What is needed — Identify every line containing the word "Hausflur" and reproduce each one.

---------- Task material ----------

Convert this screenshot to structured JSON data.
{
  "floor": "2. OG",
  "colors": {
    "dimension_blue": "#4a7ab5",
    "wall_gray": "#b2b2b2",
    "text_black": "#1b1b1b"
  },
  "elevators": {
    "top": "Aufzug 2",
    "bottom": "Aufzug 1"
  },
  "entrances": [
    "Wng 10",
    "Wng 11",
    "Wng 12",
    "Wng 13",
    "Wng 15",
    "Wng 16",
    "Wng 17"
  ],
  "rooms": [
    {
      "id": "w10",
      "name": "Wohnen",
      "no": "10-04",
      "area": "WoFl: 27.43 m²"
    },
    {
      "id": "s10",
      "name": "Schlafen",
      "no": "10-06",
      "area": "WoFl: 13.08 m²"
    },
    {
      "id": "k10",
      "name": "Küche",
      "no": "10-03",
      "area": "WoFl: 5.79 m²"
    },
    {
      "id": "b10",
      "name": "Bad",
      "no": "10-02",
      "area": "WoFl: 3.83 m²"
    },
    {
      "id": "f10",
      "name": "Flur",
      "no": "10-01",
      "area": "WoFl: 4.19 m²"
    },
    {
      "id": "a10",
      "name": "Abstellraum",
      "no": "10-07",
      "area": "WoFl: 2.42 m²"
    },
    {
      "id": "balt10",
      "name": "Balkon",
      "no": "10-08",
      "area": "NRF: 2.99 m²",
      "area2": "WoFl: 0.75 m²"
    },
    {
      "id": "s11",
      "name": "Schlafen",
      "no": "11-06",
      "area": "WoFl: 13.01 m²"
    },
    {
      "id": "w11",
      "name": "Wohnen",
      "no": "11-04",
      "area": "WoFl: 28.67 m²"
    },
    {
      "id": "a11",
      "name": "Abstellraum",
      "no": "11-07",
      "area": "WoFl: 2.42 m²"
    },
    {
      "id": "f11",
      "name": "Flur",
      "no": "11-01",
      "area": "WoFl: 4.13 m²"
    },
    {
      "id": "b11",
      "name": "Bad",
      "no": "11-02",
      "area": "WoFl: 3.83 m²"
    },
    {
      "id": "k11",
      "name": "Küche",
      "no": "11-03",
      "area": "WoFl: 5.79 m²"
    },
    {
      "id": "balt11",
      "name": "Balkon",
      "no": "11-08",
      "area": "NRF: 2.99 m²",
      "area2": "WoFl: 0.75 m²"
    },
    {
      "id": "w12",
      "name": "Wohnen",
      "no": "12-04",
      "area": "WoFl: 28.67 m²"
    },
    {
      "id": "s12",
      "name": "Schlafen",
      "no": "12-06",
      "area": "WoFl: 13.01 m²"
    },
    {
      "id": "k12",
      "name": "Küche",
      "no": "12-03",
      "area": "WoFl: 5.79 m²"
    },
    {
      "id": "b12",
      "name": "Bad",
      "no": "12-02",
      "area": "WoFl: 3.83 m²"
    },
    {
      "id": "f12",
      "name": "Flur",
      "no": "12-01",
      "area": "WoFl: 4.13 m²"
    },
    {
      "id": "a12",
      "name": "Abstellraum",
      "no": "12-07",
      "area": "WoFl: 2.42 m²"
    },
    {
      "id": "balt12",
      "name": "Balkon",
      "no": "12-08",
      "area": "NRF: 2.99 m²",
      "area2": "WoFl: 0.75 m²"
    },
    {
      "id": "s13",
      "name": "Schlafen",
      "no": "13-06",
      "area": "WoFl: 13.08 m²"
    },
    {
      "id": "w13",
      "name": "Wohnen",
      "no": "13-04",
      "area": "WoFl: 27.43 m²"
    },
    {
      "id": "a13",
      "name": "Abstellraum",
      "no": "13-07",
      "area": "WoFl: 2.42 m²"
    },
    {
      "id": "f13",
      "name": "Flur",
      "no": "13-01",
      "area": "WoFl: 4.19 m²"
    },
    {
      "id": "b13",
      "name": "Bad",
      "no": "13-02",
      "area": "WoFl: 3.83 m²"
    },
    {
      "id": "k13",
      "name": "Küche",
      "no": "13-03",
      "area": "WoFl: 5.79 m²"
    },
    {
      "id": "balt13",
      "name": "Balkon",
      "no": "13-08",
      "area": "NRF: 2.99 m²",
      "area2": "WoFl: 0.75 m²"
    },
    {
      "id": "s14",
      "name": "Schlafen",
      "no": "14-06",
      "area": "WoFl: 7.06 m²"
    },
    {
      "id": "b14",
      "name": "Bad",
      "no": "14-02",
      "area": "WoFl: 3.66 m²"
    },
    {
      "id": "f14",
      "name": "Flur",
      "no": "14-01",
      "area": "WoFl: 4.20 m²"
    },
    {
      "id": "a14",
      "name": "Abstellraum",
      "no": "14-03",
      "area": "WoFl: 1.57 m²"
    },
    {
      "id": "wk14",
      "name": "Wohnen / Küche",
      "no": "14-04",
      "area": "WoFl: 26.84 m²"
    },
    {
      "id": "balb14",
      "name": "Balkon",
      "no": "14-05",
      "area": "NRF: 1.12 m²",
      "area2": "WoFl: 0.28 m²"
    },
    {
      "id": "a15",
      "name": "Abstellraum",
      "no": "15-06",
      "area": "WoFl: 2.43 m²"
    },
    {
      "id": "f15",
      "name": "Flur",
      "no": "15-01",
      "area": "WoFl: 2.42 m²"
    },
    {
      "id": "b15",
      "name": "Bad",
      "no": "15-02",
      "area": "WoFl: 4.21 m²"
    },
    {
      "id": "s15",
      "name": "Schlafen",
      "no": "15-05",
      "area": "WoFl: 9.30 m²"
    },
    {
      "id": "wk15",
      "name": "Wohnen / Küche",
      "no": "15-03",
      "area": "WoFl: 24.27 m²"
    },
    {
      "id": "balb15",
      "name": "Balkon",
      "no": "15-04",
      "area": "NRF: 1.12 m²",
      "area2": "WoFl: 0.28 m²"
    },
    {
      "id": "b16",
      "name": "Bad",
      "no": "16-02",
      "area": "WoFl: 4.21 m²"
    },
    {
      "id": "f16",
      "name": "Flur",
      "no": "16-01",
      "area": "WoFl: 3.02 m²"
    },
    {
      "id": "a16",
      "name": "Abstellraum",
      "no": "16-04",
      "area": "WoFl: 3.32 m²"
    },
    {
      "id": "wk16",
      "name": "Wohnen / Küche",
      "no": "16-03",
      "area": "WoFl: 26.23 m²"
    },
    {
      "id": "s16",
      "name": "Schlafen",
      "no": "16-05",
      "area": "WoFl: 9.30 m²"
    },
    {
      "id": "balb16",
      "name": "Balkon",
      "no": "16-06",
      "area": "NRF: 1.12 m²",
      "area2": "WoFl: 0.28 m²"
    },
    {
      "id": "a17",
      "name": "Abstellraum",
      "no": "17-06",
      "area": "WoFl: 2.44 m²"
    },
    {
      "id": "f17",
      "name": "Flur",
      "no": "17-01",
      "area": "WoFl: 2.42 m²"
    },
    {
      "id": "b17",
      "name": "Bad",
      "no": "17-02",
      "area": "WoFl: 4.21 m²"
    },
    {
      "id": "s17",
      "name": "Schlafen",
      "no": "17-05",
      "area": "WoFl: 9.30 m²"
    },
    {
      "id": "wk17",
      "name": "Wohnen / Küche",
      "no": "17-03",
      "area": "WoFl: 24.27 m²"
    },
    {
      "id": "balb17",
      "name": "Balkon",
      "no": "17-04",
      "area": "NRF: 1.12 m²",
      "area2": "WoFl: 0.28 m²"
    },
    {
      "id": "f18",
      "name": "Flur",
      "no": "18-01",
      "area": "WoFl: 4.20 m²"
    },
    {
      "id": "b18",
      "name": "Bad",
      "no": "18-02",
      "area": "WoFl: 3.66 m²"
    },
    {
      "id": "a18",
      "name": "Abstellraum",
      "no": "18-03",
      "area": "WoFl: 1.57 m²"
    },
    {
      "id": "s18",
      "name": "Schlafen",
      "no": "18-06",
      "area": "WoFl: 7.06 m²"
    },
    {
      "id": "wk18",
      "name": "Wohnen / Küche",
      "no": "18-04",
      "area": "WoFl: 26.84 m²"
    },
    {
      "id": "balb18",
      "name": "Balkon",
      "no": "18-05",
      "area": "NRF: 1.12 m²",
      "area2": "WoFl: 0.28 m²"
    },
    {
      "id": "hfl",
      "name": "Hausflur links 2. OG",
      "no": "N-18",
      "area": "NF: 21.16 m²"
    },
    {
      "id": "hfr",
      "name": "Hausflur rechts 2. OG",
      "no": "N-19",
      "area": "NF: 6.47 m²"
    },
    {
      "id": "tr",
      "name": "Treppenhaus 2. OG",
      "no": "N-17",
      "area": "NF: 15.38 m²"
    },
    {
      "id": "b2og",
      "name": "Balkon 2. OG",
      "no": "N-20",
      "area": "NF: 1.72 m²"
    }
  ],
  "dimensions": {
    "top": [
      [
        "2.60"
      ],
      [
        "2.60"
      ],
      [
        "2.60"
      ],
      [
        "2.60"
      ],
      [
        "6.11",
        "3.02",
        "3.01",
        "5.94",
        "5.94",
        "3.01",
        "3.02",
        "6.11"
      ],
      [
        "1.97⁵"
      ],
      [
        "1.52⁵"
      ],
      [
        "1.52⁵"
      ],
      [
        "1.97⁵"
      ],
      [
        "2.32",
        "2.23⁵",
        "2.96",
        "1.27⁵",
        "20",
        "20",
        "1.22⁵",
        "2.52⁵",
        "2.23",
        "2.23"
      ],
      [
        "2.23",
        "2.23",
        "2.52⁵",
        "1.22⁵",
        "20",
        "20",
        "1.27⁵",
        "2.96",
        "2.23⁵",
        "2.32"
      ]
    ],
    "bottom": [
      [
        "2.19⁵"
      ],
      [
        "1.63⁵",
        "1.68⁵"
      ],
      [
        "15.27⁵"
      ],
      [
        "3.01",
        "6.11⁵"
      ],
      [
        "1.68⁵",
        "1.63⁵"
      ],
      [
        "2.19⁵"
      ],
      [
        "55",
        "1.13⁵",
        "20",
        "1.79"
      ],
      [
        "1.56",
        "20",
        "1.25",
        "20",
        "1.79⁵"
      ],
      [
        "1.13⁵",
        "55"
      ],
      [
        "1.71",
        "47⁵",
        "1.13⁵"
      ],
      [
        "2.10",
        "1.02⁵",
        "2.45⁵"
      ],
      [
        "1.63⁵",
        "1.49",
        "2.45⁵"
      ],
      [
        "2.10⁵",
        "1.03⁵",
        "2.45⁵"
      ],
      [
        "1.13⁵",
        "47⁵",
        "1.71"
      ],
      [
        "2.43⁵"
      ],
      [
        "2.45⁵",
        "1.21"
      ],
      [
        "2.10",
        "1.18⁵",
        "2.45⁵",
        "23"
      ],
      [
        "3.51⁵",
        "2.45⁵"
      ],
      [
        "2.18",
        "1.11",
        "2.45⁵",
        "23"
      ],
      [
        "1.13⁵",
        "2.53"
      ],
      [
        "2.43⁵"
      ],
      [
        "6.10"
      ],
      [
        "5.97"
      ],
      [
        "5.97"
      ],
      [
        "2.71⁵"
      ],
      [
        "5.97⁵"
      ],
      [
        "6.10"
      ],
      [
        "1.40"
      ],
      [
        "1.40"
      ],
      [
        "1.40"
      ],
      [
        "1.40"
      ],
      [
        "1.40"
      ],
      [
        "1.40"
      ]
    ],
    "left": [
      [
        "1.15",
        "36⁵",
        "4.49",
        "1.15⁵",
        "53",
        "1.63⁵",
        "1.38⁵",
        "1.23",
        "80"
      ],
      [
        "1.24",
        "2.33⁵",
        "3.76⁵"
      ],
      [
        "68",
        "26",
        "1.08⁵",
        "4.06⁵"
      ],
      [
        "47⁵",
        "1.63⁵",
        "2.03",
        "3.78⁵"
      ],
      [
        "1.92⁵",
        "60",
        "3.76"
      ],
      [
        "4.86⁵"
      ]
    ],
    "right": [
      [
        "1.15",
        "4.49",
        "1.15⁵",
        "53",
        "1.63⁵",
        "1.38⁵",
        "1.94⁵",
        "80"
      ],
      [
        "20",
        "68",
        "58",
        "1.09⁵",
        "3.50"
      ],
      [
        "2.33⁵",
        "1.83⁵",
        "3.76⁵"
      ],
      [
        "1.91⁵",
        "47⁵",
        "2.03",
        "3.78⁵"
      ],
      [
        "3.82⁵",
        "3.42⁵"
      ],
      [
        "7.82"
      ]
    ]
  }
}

----------

Answer to the exercise —
      "name": "Hausflur links 2. OG",
      "name": "Hausflur rechts 2. OG",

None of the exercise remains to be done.